= DATASET RECORDS =
# # # #

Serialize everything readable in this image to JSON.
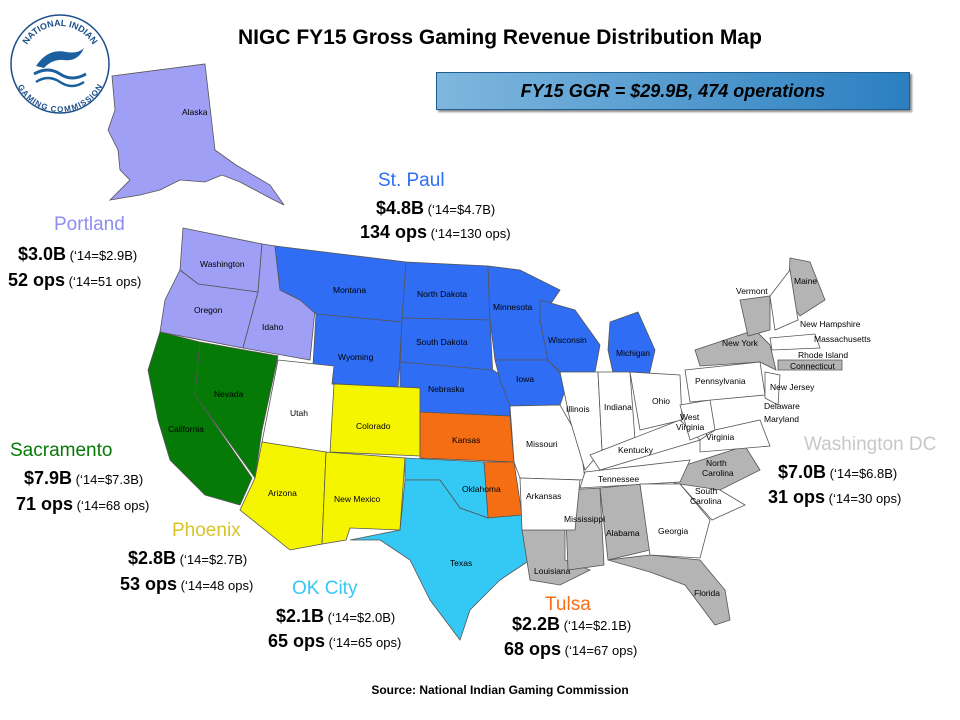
{
  "title": "NIGC FY15 Gross Gaming Revenue Distribution Map",
  "banner": "FY15 GGR = $29.9B, 474 operations",
  "source": "Source: National Indian Gaming Commission",
  "logo": {
    "top_text": "NATIONAL INDIAN",
    "bottom_text": "GAMING COMMISSION"
  },
  "colors": {
    "portland": "#9f9ff5",
    "st_paul": "#2f6df5",
    "sacramento": "#067a06",
    "phoenix": "#f5f500",
    "ok_city": "#34c9f5",
    "tulsa": "#f56e14",
    "washington_dc": "#b4b4b4",
    "unassigned": "#ffffff"
  },
  "regions": [
    {
      "id": "portland",
      "name": "Portland",
      "revenue": "$3.0B",
      "revenue_prior": "(‘14=$2.9B)",
      "ops": "52 ops",
      "ops_prior": "(‘14=51 ops)"
    },
    {
      "id": "st_paul",
      "name": "St. Paul",
      "revenue": "$4.8B",
      "revenue_prior": "(‘14=$4.7B)",
      "ops": "134 ops",
      "ops_prior": "(‘14=130 ops)"
    },
    {
      "id": "sacramento",
      "name": "Sacramento",
      "revenue": "$7.9B",
      "revenue_prior": "(‘14=$7.3B)",
      "ops": "71 ops",
      "ops_prior": "(‘14=68 ops)"
    },
    {
      "id": "phoenix",
      "name": "Phoenix",
      "revenue": "$2.8B",
      "revenue_prior": "(‘14=$2.7B)",
      "ops": "53 ops",
      "ops_prior": "(‘14=48 ops)"
    },
    {
      "id": "ok_city",
      "name": "OK City",
      "revenue": "$2.1B",
      "revenue_prior": "(‘14=$2.0B)",
      "ops": "65 ops",
      "ops_prior": "(‘14=65 ops)"
    },
    {
      "id": "tulsa",
      "name": "Tulsa",
      "revenue": "$2.2B",
      "revenue_prior": "(‘14=$2.1B)",
      "ops": "68 ops",
      "ops_prior": "(‘14=67 ops)"
    },
    {
      "id": "washington_dc",
      "name": "Washington DC",
      "revenue": "$7.0B",
      "revenue_prior": "(‘14=$6.8B)",
      "ops": "31 ops",
      "ops_prior": "(‘14=30 ops)"
    }
  ],
  "states": {
    "alaska": "Alaska",
    "washington": "Washington",
    "oregon": "Oregon",
    "idaho": "Idaho",
    "montana": "Montana",
    "north_dakota": "North Dakota",
    "south_dakota": "South Dakota",
    "minnesota": "Minnesota",
    "wisconsin": "Wisconsin",
    "michigan": "Michigan",
    "wyoming": "Wyoming",
    "nebraska": "Nebraska",
    "iowa": "Iowa",
    "nevada": "Nevada",
    "california": "California",
    "utah": "Utah",
    "colorado": "Colorado",
    "arizona": "Arizona",
    "new_mexico": "New Mexico",
    "kansas": "Kansas",
    "oklahoma": "Oklahoma",
    "texas": "Texas",
    "missouri": "Missouri",
    "arkansas": "Arkansas",
    "louisiana": "Louisiana",
    "illinois": "Illinois",
    "indiana": "Indiana",
    "ohio": "Ohio",
    "kentucky": "Kentucky",
    "tennessee": "Tennessee",
    "mississippi": "Mississippi",
    "alabama": "Alabama",
    "georgia": "Georgia",
    "florida": "Florida",
    "south_carolina_1": "South",
    "south_carolina_2": "Carolina",
    "north_carolina_1": "North",
    "north_carolina_2": "Carolina",
    "west_virginia_1": "West",
    "west_virginia_2": "Virginia",
    "virginia": "Virginia",
    "pennsylvania": "Pennsylvania",
    "new_york": "New York",
    "new_jersey": "New Jersey",
    "delaware": "Delaware",
    "maryland": "Maryland",
    "vermont": "Vermont",
    "maine": "Maine",
    "new_hampshire": "New Hampshire",
    "massachusetts": "Massachusetts",
    "rhode_island": "Rhode  Island",
    "connecticut": "Connecticut"
  }
}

# # # #

= TASK DESCRIPTION =
Except for the pictures, print the data above exactly.

= THE RESULT =
Serialize everything readable in this image to JSON.
{
  "title": "NIGC FY15 Gross Gaming Revenue Distribution Map",
  "banner": "FY15 GGR = $29.9B, 474 operations",
  "source": "Source: National Indian Gaming Commission",
  "logo": {
    "top_text": "NATIONAL INDIAN",
    "bottom_text": "GAMING COMMISSION"
  },
  "colors": {
    "portland": "#9f9ff5",
    "st_paul": "#2f6df5",
    "sacramento": "#067a06",
    "phoenix": "#f5f500",
    "ok_city": "#34c9f5",
    "tulsa": "#f56e14",
    "washington_dc": "#b4b4b4",
    "unassigned": "#ffffff"
  },
  "regions": [
    {
      "id": "portland",
      "name": "Portland",
      "revenue": "$3.0B",
      "revenue_prior": "(‘14=$2.9B)",
      "ops": "52 ops",
      "ops_prior": "(‘14=51 ops)"
    },
    {
      "id": "st_paul",
      "name": "St. Paul",
      "revenue": "$4.8B",
      "revenue_prior": "(‘14=$4.7B)",
      "ops": "134 ops",
      "ops_prior": "(‘14=130 ops)"
    },
    {
      "id": "sacramento",
      "name": "Sacramento",
      "revenue": "$7.9B",
      "revenue_prior": "(‘14=$7.3B)",
      "ops": "71 ops",
      "ops_prior": "(‘14=68 ops)"
    },
    {
      "id": "phoenix",
      "name": "Phoenix",
      "revenue": "$2.8B",
      "revenue_prior": "(‘14=$2.7B)",
      "ops": "53 ops",
      "ops_prior": "(‘14=48 ops)"
    },
    {
      "id": "ok_city",
      "name": "OK City",
      "revenue": "$2.1B",
      "revenue_prior": "(‘14=$2.0B)",
      "ops": "65 ops",
      "ops_prior": "(‘14=65 ops)"
    },
    {
      "id": "tulsa",
      "name": "Tulsa",
      "revenue": "$2.2B",
      "revenue_prior": "(‘14=$2.1B)",
      "ops": "68 ops",
      "ops_prior": "(‘14=67 ops)"
    },
    {
      "id": "washington_dc",
      "name": "Washington DC",
      "revenue": "$7.0B",
      "revenue_prior": "(‘14=$6.8B)",
      "ops": "31 ops",
      "ops_prior": "(‘14=30 ops)"
    }
  ],
  "states": {
    "alaska": "Alaska",
    "washington": "Washington",
    "oregon": "Oregon",
    "idaho": "Idaho",
    "montana": "Montana",
    "north_dakota": "North Dakota",
    "south_dakota": "South Dakota",
    "minnesota": "Minnesota",
    "wisconsin": "Wisconsin",
    "michigan": "Michigan",
    "wyoming": "Wyoming",
    "nebraska": "Nebraska",
    "iowa": "Iowa",
    "nevada": "Nevada",
    "california": "California",
    "utah": "Utah",
    "colorado": "Colorado",
    "arizona": "Arizona",
    "new_mexico": "New Mexico",
    "kansas": "Kansas",
    "oklahoma": "Oklahoma",
    "texas": "Texas",
    "missouri": "Missouri",
    "arkansas": "Arkansas",
    "louisiana": "Louisiana",
    "illinois": "Illinois",
    "indiana": "Indiana",
    "ohio": "Ohio",
    "kentucky": "Kentucky",
    "tennessee": "Tennessee",
    "mississippi": "Mississippi",
    "alabama": "Alabama",
    "georgia": "Georgia",
    "florida": "Florida",
    "south_carolina_1": "South",
    "south_carolina_2": "Carolina",
    "north_carolina_1": "North",
    "north_carolina_2": "Carolina",
    "west_virginia_1": "West",
    "west_virginia_2": "Virginia",
    "virginia": "Virginia",
    "pennsylvania": "Pennsylvania",
    "new_york": "New York",
    "new_jersey": "New Jersey",
    "delaware": "Delaware",
    "maryland": "Maryland",
    "vermont": "Vermont",
    "maine": "Maine",
    "new_hampshire": "New Hampshire",
    "massachusetts": "Massachusetts",
    "rhode_island": "Rhode  Island",
    "connecticut": "Connecticut"
  }
}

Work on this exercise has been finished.